(Stored records)

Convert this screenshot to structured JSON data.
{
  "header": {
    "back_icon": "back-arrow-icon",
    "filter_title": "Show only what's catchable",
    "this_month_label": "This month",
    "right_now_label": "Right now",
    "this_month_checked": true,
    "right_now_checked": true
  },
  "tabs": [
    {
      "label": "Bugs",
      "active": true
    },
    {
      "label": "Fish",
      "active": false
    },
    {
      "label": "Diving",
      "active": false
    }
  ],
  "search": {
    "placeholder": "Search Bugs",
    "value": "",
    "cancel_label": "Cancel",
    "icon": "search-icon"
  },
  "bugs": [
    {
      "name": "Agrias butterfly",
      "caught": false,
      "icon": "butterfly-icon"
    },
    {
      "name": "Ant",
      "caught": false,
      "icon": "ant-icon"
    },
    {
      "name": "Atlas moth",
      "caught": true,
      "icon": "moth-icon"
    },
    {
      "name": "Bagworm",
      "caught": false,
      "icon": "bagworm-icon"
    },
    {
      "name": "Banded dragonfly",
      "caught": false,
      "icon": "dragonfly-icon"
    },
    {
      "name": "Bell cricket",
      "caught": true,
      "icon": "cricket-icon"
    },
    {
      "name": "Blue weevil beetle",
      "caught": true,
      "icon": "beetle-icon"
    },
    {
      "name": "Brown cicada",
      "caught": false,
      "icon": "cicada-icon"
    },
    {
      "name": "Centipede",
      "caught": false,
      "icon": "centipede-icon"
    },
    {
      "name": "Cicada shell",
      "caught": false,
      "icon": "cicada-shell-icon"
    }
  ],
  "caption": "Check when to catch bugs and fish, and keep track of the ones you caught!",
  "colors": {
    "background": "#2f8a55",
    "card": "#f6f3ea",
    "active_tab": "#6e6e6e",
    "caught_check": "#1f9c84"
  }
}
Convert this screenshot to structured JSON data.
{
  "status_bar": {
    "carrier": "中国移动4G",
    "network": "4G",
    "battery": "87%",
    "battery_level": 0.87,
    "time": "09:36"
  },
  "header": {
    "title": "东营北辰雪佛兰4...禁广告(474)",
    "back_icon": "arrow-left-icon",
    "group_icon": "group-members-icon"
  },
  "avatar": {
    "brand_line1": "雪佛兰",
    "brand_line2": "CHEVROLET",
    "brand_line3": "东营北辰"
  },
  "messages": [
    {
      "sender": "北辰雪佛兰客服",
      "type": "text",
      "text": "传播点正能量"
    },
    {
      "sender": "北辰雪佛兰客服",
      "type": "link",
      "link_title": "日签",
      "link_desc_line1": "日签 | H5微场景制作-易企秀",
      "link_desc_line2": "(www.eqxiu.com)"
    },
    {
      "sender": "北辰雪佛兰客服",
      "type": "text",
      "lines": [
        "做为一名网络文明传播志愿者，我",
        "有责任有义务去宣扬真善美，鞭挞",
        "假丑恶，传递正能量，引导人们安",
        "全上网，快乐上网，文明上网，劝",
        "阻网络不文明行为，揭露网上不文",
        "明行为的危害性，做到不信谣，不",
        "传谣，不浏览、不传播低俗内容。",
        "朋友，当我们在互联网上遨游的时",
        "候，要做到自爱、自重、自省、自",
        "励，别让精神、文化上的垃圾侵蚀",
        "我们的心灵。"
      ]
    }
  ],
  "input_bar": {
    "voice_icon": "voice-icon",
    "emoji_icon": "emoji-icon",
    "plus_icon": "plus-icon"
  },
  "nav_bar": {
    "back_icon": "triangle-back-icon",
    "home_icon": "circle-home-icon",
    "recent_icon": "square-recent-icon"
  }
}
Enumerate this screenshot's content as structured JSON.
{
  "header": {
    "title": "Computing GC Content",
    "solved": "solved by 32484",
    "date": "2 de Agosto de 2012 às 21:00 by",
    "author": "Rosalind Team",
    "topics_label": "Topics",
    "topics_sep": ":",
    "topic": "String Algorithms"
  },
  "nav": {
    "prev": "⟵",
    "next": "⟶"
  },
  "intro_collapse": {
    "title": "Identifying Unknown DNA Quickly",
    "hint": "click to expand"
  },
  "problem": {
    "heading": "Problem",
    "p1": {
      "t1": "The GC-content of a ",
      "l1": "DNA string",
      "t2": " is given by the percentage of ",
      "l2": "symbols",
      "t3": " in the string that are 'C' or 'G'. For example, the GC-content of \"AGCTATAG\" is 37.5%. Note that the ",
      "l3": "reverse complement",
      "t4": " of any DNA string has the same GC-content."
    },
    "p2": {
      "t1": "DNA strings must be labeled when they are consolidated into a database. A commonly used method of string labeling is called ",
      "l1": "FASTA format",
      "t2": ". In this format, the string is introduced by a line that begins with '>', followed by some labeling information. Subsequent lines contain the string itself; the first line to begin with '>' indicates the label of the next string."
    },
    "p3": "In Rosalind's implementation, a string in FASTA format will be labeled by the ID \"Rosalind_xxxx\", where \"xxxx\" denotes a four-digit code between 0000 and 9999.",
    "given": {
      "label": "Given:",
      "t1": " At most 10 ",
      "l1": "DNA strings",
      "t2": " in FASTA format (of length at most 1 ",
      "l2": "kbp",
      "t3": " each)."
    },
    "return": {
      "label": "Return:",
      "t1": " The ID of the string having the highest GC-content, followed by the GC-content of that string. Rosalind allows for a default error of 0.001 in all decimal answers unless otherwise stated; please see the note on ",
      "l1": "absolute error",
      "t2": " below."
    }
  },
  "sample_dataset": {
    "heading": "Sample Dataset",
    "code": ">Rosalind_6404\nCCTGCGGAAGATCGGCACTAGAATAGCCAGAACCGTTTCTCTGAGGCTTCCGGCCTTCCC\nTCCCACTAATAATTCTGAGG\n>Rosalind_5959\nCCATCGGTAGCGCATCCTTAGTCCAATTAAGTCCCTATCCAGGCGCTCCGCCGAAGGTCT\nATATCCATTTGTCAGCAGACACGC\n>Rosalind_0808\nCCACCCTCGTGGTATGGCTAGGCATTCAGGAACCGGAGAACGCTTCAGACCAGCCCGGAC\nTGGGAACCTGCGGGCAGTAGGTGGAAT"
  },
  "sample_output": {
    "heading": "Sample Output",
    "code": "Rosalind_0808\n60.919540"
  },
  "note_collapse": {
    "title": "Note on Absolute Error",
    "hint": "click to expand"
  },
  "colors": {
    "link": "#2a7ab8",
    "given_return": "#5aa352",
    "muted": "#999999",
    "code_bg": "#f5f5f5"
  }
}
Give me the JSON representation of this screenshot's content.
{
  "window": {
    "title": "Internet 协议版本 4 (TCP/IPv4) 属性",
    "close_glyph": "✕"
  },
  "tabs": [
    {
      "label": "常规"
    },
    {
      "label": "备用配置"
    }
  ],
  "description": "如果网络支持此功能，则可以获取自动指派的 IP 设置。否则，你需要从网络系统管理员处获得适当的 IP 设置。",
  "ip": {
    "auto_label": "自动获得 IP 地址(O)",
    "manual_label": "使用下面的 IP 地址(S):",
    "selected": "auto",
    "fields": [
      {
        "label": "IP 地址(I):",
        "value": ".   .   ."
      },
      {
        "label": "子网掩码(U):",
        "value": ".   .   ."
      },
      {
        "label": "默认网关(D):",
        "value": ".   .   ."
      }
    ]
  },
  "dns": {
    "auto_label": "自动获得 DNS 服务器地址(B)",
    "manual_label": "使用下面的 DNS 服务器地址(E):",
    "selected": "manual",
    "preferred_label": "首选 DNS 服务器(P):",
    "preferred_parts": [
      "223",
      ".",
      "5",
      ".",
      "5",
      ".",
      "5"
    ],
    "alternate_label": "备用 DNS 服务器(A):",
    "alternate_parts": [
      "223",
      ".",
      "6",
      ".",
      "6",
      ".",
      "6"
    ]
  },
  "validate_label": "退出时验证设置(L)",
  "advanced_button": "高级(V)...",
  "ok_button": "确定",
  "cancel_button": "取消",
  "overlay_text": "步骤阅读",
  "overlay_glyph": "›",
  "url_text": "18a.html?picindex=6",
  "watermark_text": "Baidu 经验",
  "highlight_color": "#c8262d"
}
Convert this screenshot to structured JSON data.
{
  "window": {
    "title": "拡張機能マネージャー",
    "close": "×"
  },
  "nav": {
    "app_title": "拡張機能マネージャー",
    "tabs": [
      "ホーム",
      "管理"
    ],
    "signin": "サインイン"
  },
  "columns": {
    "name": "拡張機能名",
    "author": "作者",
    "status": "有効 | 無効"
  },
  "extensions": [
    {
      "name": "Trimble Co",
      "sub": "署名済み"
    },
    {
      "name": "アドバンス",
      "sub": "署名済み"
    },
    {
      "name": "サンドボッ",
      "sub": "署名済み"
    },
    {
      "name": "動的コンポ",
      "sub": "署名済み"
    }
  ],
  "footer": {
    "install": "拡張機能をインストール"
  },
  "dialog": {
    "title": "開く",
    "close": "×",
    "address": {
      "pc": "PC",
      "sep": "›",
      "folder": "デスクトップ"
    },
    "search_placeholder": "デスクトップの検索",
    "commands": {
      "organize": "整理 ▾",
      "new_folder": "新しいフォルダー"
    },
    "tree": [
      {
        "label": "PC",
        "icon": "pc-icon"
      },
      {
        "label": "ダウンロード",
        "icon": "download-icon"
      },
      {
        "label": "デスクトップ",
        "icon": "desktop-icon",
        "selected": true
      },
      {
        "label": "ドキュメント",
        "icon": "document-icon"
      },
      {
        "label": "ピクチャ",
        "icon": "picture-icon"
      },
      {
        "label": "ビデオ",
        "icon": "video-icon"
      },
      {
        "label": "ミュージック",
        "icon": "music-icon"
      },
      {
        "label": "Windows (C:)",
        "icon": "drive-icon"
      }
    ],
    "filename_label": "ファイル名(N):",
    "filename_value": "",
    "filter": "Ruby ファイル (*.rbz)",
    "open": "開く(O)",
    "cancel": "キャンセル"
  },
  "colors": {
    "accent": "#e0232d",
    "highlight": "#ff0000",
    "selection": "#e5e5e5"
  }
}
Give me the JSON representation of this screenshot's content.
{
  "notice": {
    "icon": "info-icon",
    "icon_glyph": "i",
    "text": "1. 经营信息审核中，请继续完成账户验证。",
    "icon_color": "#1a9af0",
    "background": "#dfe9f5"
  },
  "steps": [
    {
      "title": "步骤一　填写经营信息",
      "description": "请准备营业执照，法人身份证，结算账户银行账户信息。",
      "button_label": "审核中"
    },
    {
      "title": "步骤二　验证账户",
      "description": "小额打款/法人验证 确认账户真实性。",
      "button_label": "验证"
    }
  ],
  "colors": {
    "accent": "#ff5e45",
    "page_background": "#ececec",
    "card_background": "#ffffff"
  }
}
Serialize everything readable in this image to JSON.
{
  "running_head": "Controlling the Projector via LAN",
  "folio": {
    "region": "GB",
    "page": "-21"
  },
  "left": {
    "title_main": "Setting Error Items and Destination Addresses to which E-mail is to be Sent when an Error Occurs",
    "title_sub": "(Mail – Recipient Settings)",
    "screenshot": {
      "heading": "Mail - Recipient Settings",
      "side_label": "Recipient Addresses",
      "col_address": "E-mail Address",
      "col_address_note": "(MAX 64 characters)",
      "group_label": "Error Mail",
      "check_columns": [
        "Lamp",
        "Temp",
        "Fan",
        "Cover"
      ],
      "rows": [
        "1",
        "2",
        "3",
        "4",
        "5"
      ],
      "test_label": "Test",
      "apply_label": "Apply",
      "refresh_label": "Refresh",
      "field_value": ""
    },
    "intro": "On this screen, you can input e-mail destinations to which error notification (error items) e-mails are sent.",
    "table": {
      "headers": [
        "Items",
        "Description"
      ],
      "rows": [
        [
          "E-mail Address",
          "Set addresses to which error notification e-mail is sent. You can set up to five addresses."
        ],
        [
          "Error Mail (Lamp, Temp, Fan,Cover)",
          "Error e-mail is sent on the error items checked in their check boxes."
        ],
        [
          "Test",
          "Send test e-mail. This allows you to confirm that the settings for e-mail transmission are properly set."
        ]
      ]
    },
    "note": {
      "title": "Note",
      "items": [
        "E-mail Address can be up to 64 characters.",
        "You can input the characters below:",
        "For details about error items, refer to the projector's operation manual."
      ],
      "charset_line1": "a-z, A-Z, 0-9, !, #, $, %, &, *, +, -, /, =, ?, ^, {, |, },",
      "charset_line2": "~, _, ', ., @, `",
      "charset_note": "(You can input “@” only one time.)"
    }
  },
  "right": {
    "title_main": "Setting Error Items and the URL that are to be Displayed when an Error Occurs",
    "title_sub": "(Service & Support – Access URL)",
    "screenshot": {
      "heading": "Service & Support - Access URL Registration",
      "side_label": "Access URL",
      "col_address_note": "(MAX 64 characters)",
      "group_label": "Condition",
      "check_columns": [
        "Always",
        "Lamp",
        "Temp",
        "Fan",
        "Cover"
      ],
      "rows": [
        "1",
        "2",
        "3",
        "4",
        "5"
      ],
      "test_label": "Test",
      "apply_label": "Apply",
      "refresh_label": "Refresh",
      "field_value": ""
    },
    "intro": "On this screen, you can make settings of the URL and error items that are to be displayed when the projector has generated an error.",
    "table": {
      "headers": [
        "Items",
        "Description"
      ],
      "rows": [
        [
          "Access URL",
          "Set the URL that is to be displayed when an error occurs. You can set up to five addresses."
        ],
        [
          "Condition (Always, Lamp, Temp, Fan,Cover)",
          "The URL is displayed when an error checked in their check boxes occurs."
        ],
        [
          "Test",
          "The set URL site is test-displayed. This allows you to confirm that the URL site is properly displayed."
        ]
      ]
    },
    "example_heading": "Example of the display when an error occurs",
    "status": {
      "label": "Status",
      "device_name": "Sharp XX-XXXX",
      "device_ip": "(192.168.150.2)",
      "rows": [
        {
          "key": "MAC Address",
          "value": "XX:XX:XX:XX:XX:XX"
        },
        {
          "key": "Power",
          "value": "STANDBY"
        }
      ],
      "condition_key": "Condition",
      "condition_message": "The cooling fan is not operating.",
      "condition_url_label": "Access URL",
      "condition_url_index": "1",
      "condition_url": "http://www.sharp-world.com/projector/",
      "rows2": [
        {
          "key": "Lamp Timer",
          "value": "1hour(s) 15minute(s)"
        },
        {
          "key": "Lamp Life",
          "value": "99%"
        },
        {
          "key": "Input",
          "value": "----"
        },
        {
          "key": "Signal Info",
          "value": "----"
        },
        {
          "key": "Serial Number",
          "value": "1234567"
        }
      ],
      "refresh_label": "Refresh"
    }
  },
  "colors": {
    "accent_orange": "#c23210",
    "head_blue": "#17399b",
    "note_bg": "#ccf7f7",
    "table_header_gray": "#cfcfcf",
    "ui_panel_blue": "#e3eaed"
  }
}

• **THE PROBLEM**
Out of the records, collect only those lines that contain the string "most".

• **SOLUTION TO THIS PROBLEM**
      "t1": " At most 10 ",
      "t2": " in FASTA format (of length at most 1 ",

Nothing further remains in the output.